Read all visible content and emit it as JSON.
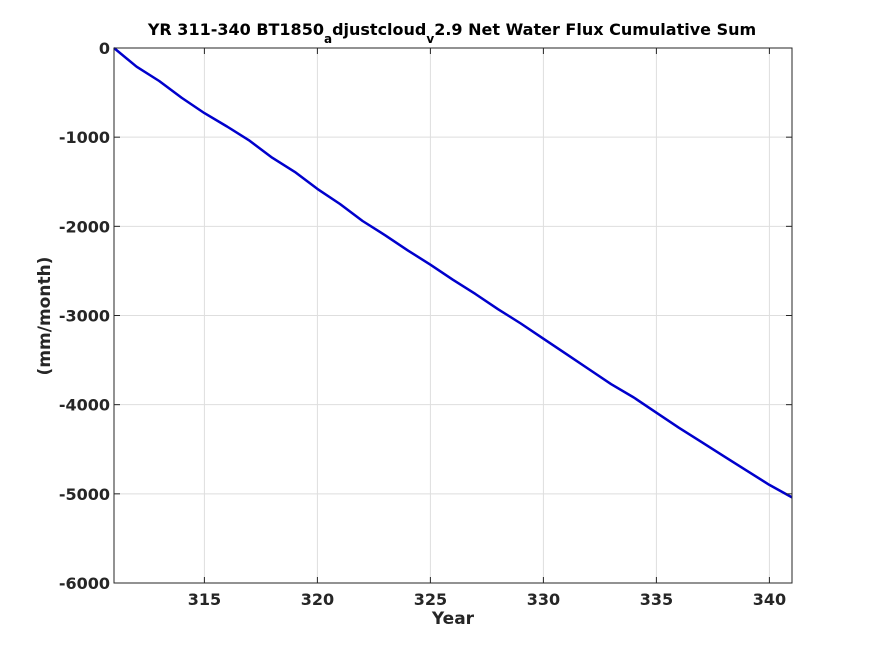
{
  "chart_data": {
    "type": "line",
    "title_parts": {
      "t1": "YR 311-340 BT1850",
      "sub1": "a",
      "t2": "djustcloud",
      "sub2": "v",
      "t3": "2.9 Net Water Flux Cumulative Sum"
    },
    "xlabel": "Year",
    "ylabel": "(mm/month)",
    "xlim": [
      311,
      341
    ],
    "ylim": [
      -6000,
      0
    ],
    "xticks": [
      315,
      320,
      325,
      330,
      335,
      340
    ],
    "yticks": [
      0,
      -1000,
      -2000,
      -3000,
      -4000,
      -5000,
      -6000
    ],
    "grid": true,
    "series": [
      {
        "color": "#0000cc",
        "x": [
          311,
          312,
          313,
          314,
          315,
          316,
          317,
          318,
          319,
          320,
          321,
          322,
          323,
          324,
          325,
          326,
          327,
          328,
          329,
          330,
          331,
          332,
          333,
          334,
          335,
          336,
          337,
          338,
          339,
          340,
          341
        ],
        "y": [
          0,
          -210,
          -370,
          -560,
          -730,
          -880,
          -1040,
          -1230,
          -1390,
          -1580,
          -1750,
          -1940,
          -2100,
          -2270,
          -2430,
          -2600,
          -2760,
          -2930,
          -3090,
          -3260,
          -3430,
          -3600,
          -3770,
          -3920,
          -4090,
          -4260,
          -4420,
          -4580,
          -4740,
          -4900,
          -5040
        ]
      }
    ]
  }
}
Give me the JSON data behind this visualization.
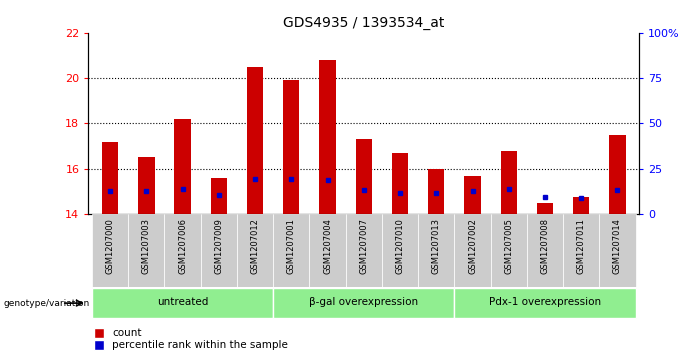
{
  "title": "GDS4935 / 1393534_at",
  "samples": [
    "GSM1207000",
    "GSM1207003",
    "GSM1207006",
    "GSM1207009",
    "GSM1207012",
    "GSM1207001",
    "GSM1207004",
    "GSM1207007",
    "GSM1207010",
    "GSM1207013",
    "GSM1207002",
    "GSM1207005",
    "GSM1207008",
    "GSM1207011",
    "GSM1207014"
  ],
  "count_values": [
    17.2,
    16.5,
    18.2,
    15.6,
    20.5,
    19.9,
    20.8,
    17.3,
    16.7,
    16.0,
    15.7,
    16.8,
    14.5,
    14.75,
    17.5
  ],
  "percentile_values": [
    15.0,
    15.0,
    15.1,
    14.85,
    15.55,
    15.55,
    15.5,
    15.05,
    14.95,
    14.95,
    15.0,
    15.1,
    14.75,
    14.7,
    15.05
  ],
  "groups": [
    {
      "label": "untreated",
      "start": 0,
      "end": 5
    },
    {
      "label": "β-gal overexpression",
      "start": 5,
      "end": 10
    },
    {
      "label": "Pdx-1 overexpression",
      "start": 10,
      "end": 15
    }
  ],
  "ylim_left": [
    14,
    22
  ],
  "ylim_right": [
    0,
    100
  ],
  "yticks_left": [
    14,
    16,
    18,
    20,
    22
  ],
  "yticks_right": [
    0,
    25,
    50,
    75,
    100
  ],
  "bar_color": "#cc0000",
  "dot_color": "#0000cc",
  "group_color": "#90EE90",
  "bar_width": 0.45,
  "bar_bottom": 14,
  "legend_count_color": "#cc0000",
  "legend_pct_color": "#0000cc"
}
• • • • • • •
Written task —
In your copy of the records, include no pictures; repeat everything else exactly.

Correct result —
Read all visible content and emit it as JSON.
{
  "chart_data": {
    "type": "line",
    "title_parts": {
      "t1": "YR 311-340 BT1850",
      "sub1": "a",
      "t2": "djustcloud",
      "sub2": "v",
      "t3": "2.9 Net Water Flux Cumulative Sum"
    },
    "xlabel": "Year",
    "ylabel": "(mm/month)",
    "xlim": [
      311,
      341
    ],
    "ylim": [
      -6000,
      0
    ],
    "xticks": [
      315,
      320,
      325,
      330,
      335,
      340
    ],
    "yticks": [
      0,
      -1000,
      -2000,
      -3000,
      -4000,
      -5000,
      -6000
    ],
    "grid": true,
    "series": [
      {
        "color": "#0000cc",
        "x": [
          311,
          312,
          313,
          314,
          315,
          316,
          317,
          318,
          319,
          320,
          321,
          322,
          323,
          324,
          325,
          326,
          327,
          328,
          329,
          330,
          331,
          332,
          333,
          334,
          335,
          336,
          337,
          338,
          339,
          340,
          341
        ],
        "y": [
          0,
          -210,
          -370,
          -560,
          -730,
          -880,
          -1040,
          -1230,
          -1390,
          -1580,
          -1750,
          -1940,
          -2100,
          -2270,
          -2430,
          -2600,
          -2760,
          -2930,
          -3090,
          -3260,
          -3430,
          -3600,
          -3770,
          -3920,
          -4090,
          -4260,
          -4420,
          -4580,
          -4740,
          -4900,
          -5040
        ]
      }
    ]
  }
}
Give me the JSON data behind this visualization.
{
  "title": "GDS4935 / 1393534_at",
  "samples": [
    "GSM1207000",
    "GSM1207003",
    "GSM1207006",
    "GSM1207009",
    "GSM1207012",
    "GSM1207001",
    "GSM1207004",
    "GSM1207007",
    "GSM1207010",
    "GSM1207013",
    "GSM1207002",
    "GSM1207005",
    "GSM1207008",
    "GSM1207011",
    "GSM1207014"
  ],
  "count_values": [
    17.2,
    16.5,
    18.2,
    15.6,
    20.5,
    19.9,
    20.8,
    17.3,
    16.7,
    16.0,
    15.7,
    16.8,
    14.5,
    14.75,
    17.5
  ],
  "percentile_values": [
    15.0,
    15.0,
    15.1,
    14.85,
    15.55,
    15.55,
    15.5,
    15.05,
    14.95,
    14.95,
    15.0,
    15.1,
    14.75,
    14.7,
    15.05
  ],
  "groups": [
    {
      "label": "untreated",
      "start": 0,
      "end": 5
    },
    {
      "label": "β-gal overexpression",
      "start": 5,
      "end": 10
    },
    {
      "label": "Pdx-1 overexpression",
      "start": 10,
      "end": 15
    }
  ],
  "ylim_left": [
    14,
    22
  ],
  "ylim_right": [
    0,
    100
  ],
  "yticks_left": [
    14,
    16,
    18,
    20,
    22
  ],
  "yticks_right": [
    0,
    25,
    50,
    75,
    100
  ],
  "bar_color": "#cc0000",
  "dot_color": "#0000cc",
  "group_color": "#90EE90",
  "bar_width": 0.45,
  "bar_bottom": 14,
  "legend_count_color": "#cc0000",
  "legend_pct_color": "#0000cc"
}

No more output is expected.